The task:
Type out the complete listing below word for word, without its pictures.

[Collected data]
>>>>

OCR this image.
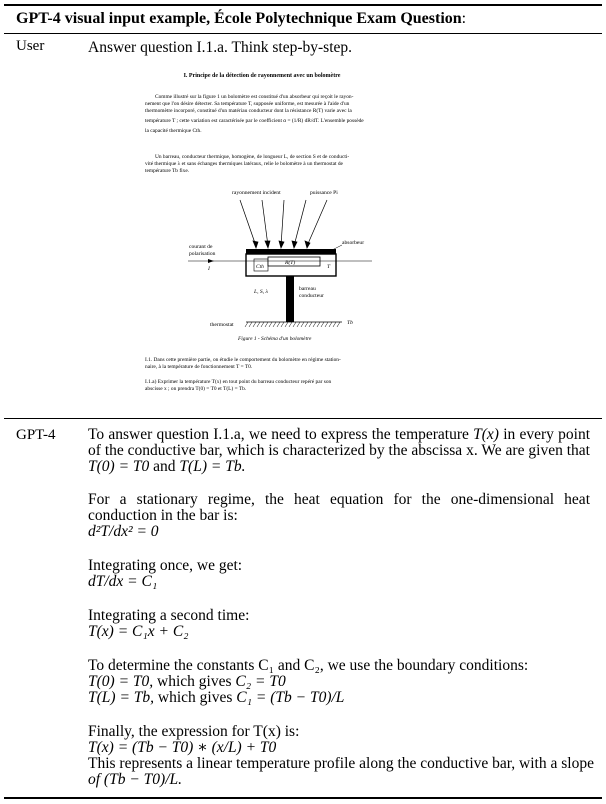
GPT-4 visual input example, École Polytechnique Exam Question:
User	Answer question I.1.a. Think step-by-step.
I. Principe de la détection de rayonnement avec un bolomètre
Comme illustré sur la figure 1 un bolomètre est constitué d'un absorbeur qui reçoit le rayon-
nement que l'on désire détecter. Sa température T, supposée uniforme, est mesurée à l'aide d'un
thermomètre incorporé, constitué d'un matériau conducteur dont la résistance R(T) varie avec la
température T ; cette variation est caractérisée par le coefficient α = (1/R) dR/dT. L'ensemble possède
la capacité thermique Cth.
Un barreau, conducteur thermique, homogène, de longueur L, de section S et de conducti-
vité thermique λ et sans échanges thermiques latéraux, relie le bolomètre à un thermostat de
température Tb fixe.
rayonnement incident	puissance Pi
absorbeur
Cth
R(T)
T
courant de
polarisation
I
L, S, λ	barreau
conducteur
thermostat	Tb
Figure 1 - Schéma d'un bolomètre
I.1. Dans cette première partie, on étudie le comportement du bolomètre en régime station-
naire, à la température de fonctionnement T = T0.
I.1.a) Exprimer la température T(x) en tout point du barreau conducteur repéré par son
abscisse x ; on prendra T(0) = T0 et T(L) = Tb.
GPT-4 To answer question I.1.a, we need to express the temperature T(x) in every point
of the conductive bar, which is characterized by the abscissa x. We are given that
T(0) = T0 and T(L) = Tb.
For a stationary regime, the heat equation for the one-dimensional heat
conduction in the bar is:
d²T/dx² = 0
Integrating once, we get:
dT/dx = C₁
Integrating a second time:
T(x) = C₁x + C₂
To determine the constants C₁ and C₂, we use the boundary conditions:
T(0) = T0, which gives C₂ = T0
T(L) = Tb, which gives C₁ = (Tb − T0)/L
Finally, the expression for T(x) is:
T(x) = (Tb − T0) ∗ (x/L) + T0
This represents a linear temperature profile along the conductive bar, with a slope
of (Tb − T0)/L.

<<<<

Exercise response:
OCR this image.
GPT-4 visual input example, École Polytechnique Exam Question:
User	Answer question I.1.a. Think step-by-step.
I. Principe de la détection de rayonnement avec un bolomètre
Comme illustré sur la figure 1 un bolomètre est constitué d'un absorbeur qui reçoit le rayon-
nement que l'on désire détecter. Sa température T, supposée uniforme, est mesurée à l'aide d'un
thermomètre incorporé, constitué d'un matériau conducteur dont la résistance R(T) varie avec la
température T ; cette variation est caractérisée par le coefficient α = (1/R) dR/dT. L'ensemble possède
la capacité thermique Cth.
Un barreau, conducteur thermique, homogène, de longueur L, de section S et de conducti-
vité thermique λ et sans échanges thermiques latéraux, relie le bolomètre à un thermostat de
température Tb fixe.
rayonnement incident	puissance Pi
absorbeur
Cth
R(T)
T
courant de
polarisation
I
L, S, λ	barreau
conducteur
thermostat	Tb
Figure 1 - Schéma d'un bolomètre
I.1. Dans cette première partie, on étudie le comportement du bolomètre en régime station-
naire, à la température de fonctionnement T = T0.
I.1.a) Exprimer la température T(x) en tout point du barreau conducteur repéré par son
abscisse x ; on prendra T(0) = T0 et T(L) = Tb.
GPT-4 To answer question I.1.a, we need to express the temperature T(x) in every point
of the conductive bar, which is characterized by the abscissa x. We are given that
T(0) = T0 and T(L) = Tb.
For a stationary regime, the heat equation for the one-dimensional heat
conduction in the bar is:
d²T/dx² = 0
Integrating once, we get:
dT/dx = C₁
Integrating a second time:
T(x) = C₁x + C₂
To determine the constants C₁ and C₂, we use the boundary conditions:
T(0) = T0, which gives C₂ = T0
T(L) = Tb, which gives C₁ = (Tb − T0)/L
Finally, the expression for T(x) is:
T(x) = (Tb − T0) ∗ (x/L) + T0
This represents a linear temperature profile along the conductive bar, with a slope
of (Tb − T0)/L.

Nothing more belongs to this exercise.